• _Your instructions_
Return each line containing the string "Evan".

## begin Stored records

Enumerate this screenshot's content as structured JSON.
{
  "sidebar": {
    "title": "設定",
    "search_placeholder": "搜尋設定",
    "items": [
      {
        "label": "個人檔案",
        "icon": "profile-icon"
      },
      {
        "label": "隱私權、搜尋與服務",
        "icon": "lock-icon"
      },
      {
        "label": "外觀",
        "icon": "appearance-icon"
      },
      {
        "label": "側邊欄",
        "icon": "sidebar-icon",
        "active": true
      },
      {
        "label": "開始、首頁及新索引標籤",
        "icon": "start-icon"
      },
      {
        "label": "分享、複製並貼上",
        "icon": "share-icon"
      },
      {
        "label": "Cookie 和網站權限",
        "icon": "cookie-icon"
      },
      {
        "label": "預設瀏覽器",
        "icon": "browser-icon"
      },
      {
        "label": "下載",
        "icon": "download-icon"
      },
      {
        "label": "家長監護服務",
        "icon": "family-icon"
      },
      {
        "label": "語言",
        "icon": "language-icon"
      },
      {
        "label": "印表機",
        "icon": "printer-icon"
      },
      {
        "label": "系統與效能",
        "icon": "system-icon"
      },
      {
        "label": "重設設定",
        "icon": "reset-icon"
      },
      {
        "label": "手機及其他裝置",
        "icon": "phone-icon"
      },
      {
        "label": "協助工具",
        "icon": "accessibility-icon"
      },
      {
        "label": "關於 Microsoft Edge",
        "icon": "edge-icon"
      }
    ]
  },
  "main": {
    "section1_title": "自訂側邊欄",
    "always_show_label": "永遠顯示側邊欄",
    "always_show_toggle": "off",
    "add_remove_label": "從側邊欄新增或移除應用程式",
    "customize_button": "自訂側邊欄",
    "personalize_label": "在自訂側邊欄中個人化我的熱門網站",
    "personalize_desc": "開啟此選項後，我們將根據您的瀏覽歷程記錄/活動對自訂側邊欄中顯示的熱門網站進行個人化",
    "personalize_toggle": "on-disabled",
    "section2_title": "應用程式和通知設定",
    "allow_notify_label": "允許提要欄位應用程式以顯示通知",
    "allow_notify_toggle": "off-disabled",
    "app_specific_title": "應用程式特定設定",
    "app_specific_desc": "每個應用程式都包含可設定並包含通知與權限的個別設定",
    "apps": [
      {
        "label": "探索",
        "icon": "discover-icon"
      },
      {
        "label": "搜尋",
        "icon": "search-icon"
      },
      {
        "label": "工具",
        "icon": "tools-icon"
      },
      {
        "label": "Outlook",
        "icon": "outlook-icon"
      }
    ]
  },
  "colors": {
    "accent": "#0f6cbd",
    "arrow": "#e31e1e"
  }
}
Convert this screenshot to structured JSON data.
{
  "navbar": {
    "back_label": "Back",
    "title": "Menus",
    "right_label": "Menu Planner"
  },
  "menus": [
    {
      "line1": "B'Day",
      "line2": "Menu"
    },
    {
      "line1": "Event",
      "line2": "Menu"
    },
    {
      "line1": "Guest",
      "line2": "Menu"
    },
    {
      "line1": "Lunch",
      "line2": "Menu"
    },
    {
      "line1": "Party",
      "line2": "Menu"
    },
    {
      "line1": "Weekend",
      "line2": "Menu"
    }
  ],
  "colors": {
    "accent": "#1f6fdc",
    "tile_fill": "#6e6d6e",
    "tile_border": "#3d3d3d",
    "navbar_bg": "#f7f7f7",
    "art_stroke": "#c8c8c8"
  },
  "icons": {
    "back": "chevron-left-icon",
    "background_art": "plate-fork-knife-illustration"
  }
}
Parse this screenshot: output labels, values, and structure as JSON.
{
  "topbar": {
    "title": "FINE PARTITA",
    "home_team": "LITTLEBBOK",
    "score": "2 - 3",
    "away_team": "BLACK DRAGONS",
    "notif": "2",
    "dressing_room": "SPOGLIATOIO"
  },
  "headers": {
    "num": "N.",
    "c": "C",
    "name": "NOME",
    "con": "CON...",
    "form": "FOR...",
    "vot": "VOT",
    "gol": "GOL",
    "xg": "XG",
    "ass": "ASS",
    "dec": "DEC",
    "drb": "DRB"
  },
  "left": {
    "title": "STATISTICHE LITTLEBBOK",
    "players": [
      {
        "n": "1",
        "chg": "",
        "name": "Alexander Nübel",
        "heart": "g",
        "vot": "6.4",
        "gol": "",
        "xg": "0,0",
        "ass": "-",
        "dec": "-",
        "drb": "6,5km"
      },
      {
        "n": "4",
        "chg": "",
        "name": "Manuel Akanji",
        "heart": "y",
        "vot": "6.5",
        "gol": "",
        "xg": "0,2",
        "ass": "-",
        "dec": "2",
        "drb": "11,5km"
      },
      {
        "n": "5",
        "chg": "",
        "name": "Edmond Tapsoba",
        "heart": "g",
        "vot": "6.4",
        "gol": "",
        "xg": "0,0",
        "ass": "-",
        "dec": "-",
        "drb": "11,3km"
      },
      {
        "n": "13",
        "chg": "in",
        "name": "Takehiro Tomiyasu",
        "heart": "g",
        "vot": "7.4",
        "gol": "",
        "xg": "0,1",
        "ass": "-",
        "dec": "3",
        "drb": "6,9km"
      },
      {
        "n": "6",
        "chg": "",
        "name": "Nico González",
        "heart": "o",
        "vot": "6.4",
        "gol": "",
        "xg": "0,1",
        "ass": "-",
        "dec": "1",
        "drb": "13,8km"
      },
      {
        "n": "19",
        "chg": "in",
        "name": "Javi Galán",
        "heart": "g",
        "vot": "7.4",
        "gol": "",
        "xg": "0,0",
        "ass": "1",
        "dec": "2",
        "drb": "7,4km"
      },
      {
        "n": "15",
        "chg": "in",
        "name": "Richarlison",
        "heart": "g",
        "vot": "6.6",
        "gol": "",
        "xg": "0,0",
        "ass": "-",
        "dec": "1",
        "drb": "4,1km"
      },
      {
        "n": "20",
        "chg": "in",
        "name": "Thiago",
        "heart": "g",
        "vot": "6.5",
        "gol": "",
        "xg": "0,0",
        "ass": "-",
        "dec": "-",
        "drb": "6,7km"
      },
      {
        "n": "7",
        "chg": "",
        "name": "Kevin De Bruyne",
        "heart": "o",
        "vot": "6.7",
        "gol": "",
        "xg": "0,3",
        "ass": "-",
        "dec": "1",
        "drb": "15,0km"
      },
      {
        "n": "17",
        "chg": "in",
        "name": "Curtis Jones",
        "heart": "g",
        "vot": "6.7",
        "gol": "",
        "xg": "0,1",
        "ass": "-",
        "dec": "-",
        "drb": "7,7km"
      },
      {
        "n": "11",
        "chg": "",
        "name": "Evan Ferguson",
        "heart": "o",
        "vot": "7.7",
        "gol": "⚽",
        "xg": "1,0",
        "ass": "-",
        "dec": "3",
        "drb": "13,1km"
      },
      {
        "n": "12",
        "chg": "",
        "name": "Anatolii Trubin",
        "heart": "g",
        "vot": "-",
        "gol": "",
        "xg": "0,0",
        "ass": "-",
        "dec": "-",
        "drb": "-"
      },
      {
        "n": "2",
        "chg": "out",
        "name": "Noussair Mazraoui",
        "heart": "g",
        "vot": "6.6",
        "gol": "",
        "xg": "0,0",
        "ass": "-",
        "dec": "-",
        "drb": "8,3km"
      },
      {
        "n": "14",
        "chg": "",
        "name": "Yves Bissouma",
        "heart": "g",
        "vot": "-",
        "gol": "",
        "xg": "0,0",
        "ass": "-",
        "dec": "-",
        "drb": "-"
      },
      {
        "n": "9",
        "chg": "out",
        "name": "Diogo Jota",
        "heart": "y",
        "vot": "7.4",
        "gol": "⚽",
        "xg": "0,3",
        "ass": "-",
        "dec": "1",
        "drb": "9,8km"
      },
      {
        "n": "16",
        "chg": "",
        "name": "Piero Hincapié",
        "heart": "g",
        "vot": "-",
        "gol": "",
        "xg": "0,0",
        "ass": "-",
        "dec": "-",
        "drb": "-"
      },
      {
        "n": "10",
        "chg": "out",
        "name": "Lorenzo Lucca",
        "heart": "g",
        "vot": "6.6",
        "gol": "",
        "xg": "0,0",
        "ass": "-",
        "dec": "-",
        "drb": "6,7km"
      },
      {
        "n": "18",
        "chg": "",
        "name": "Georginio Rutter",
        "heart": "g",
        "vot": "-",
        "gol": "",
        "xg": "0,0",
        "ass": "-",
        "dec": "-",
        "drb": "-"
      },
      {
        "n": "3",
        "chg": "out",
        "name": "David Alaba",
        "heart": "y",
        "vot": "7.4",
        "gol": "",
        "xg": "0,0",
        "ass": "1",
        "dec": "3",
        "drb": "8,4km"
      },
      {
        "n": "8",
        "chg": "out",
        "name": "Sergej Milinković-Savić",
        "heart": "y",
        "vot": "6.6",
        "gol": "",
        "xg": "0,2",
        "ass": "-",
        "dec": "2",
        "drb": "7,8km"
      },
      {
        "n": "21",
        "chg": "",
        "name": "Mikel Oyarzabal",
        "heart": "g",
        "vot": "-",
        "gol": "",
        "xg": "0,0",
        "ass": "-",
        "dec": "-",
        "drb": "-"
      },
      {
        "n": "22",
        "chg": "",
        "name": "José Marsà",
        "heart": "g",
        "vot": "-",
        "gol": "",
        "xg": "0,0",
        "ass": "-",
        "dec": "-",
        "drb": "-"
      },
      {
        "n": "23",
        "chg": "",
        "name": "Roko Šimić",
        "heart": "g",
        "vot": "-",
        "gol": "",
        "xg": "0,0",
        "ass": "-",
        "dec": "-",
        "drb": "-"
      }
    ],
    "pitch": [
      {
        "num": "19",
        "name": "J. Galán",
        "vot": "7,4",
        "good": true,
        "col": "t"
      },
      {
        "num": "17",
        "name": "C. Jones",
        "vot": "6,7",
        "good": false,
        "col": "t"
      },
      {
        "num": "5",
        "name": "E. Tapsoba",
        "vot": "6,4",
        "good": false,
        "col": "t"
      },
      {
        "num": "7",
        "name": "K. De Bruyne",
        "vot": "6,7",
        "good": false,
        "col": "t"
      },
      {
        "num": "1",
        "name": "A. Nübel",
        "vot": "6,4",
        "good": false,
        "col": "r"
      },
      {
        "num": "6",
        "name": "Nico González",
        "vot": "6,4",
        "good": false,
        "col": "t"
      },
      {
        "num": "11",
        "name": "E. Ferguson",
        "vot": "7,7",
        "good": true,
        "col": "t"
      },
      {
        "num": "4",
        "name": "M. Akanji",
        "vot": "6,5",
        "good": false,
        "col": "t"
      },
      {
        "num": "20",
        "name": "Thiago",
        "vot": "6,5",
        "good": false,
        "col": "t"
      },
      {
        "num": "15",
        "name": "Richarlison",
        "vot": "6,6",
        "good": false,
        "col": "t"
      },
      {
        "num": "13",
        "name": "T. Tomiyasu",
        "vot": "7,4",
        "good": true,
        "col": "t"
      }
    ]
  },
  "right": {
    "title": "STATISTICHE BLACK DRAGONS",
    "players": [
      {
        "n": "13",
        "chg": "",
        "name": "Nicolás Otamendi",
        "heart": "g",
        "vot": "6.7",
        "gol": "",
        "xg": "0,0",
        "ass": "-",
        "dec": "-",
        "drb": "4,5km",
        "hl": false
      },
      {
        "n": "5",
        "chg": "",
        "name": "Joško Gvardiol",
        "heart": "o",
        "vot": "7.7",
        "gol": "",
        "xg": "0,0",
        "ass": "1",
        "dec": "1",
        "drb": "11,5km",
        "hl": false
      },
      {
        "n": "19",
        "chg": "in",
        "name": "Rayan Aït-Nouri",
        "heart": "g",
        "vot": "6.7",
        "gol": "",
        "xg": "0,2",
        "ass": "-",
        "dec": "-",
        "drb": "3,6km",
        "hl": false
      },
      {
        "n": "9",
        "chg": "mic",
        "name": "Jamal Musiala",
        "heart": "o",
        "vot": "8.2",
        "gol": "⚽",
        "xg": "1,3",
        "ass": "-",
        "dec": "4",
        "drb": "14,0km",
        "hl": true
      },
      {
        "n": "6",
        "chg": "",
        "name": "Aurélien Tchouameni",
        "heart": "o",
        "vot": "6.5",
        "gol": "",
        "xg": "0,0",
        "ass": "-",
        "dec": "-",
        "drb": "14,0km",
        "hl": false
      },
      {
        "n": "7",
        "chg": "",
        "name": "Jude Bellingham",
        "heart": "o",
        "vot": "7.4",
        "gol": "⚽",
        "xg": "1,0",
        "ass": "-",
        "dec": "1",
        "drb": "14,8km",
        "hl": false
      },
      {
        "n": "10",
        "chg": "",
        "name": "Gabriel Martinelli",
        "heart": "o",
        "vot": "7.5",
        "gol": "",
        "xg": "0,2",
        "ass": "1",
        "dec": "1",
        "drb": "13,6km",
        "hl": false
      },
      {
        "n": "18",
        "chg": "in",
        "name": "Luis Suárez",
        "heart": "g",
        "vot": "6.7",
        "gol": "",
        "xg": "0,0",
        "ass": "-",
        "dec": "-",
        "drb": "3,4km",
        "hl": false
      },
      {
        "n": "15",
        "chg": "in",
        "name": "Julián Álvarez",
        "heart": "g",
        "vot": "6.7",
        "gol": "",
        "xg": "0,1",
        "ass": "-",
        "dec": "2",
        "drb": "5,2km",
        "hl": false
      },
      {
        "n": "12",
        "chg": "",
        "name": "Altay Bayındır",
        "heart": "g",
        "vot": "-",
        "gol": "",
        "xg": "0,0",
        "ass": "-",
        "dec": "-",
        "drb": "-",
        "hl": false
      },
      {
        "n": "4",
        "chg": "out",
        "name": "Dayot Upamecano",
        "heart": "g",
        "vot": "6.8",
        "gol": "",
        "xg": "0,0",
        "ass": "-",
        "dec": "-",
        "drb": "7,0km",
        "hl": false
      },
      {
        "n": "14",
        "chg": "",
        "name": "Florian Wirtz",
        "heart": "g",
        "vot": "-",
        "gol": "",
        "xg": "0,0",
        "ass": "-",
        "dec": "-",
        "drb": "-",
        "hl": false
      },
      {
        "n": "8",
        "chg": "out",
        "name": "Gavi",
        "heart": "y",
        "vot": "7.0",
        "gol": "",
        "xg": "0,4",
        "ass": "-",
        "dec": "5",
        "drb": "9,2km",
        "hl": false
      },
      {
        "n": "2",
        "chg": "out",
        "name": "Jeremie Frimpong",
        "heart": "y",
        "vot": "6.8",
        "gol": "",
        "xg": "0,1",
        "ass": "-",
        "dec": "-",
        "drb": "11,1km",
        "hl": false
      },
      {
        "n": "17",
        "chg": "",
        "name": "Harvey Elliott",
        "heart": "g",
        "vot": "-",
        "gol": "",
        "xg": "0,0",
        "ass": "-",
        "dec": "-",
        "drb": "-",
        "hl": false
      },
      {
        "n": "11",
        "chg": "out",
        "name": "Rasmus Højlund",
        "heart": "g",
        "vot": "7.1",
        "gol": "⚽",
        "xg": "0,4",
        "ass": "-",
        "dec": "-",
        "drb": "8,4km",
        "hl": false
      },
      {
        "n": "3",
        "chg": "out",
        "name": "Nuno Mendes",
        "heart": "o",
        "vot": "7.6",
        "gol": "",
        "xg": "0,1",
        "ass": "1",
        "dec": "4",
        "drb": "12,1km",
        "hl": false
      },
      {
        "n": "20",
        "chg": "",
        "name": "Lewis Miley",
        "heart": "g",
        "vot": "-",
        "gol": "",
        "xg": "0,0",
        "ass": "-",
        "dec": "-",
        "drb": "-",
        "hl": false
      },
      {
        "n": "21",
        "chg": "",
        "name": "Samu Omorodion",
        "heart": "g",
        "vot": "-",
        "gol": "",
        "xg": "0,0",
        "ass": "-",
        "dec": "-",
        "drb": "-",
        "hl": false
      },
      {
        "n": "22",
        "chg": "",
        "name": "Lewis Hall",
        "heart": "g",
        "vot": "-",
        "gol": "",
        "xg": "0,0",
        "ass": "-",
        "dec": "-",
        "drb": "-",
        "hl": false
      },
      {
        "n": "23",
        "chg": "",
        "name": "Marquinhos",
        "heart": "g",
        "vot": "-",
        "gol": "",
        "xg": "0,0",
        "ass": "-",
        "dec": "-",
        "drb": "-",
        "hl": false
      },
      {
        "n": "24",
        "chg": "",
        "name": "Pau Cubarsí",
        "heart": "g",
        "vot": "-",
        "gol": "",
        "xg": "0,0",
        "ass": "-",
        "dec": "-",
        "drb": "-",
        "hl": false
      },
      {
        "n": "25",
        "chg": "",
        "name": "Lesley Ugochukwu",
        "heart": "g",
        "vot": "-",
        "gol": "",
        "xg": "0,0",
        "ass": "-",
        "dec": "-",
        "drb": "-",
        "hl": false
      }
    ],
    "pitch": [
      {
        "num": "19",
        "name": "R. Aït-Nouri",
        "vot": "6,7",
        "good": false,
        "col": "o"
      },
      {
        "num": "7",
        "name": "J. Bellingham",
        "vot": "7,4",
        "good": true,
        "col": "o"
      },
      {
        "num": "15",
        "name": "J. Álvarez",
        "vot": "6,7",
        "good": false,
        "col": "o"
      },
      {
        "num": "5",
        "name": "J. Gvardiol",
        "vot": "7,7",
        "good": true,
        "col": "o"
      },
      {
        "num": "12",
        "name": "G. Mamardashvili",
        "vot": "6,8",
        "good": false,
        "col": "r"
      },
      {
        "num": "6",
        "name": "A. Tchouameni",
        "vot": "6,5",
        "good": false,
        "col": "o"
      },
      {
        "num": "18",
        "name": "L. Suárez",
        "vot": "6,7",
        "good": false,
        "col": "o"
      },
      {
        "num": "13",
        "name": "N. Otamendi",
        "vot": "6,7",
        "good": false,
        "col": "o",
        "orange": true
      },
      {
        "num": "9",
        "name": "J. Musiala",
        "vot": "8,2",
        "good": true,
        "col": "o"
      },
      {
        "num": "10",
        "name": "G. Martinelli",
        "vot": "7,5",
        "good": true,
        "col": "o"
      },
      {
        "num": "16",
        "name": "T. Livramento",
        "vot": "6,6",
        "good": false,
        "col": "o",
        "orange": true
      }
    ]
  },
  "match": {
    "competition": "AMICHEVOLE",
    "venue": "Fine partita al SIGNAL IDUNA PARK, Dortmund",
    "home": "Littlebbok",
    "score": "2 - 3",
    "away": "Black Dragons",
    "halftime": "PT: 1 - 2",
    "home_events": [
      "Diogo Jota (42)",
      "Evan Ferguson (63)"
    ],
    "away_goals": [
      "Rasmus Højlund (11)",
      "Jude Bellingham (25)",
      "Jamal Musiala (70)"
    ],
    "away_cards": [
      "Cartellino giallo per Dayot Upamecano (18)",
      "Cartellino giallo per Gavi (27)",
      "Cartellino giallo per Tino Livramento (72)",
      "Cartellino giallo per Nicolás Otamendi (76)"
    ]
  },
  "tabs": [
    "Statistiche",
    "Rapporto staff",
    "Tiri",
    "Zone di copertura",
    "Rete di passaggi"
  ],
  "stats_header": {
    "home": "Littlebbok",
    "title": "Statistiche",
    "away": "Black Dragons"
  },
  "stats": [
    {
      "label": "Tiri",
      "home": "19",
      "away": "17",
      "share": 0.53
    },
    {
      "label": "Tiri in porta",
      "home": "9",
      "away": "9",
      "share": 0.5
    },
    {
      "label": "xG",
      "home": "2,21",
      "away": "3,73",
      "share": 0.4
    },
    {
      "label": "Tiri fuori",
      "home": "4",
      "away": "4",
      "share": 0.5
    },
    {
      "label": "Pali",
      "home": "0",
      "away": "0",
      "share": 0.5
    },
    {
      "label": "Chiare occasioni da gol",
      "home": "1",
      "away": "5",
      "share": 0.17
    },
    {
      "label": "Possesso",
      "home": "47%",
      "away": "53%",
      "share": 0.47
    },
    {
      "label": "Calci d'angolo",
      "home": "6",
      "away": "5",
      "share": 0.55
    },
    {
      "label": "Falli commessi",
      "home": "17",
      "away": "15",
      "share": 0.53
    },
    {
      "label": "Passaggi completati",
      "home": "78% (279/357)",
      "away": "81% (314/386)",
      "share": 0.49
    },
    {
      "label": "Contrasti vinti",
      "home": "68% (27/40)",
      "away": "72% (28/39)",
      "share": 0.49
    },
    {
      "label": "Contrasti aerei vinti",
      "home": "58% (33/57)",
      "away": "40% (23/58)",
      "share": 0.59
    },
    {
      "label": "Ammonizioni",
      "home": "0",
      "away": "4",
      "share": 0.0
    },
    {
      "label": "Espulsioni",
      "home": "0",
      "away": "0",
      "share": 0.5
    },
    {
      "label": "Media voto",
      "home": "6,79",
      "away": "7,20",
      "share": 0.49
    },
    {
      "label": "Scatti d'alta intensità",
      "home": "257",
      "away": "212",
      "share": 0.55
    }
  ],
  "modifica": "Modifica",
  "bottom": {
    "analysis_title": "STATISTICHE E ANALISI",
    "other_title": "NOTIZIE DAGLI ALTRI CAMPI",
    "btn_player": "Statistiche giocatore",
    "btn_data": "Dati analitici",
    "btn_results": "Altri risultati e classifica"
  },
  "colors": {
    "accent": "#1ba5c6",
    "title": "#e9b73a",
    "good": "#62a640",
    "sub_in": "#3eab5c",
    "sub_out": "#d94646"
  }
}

## end Stored records

• _Expected answer_
        "name": "Evan Ferguson",
      "Evan Ferguson (63)"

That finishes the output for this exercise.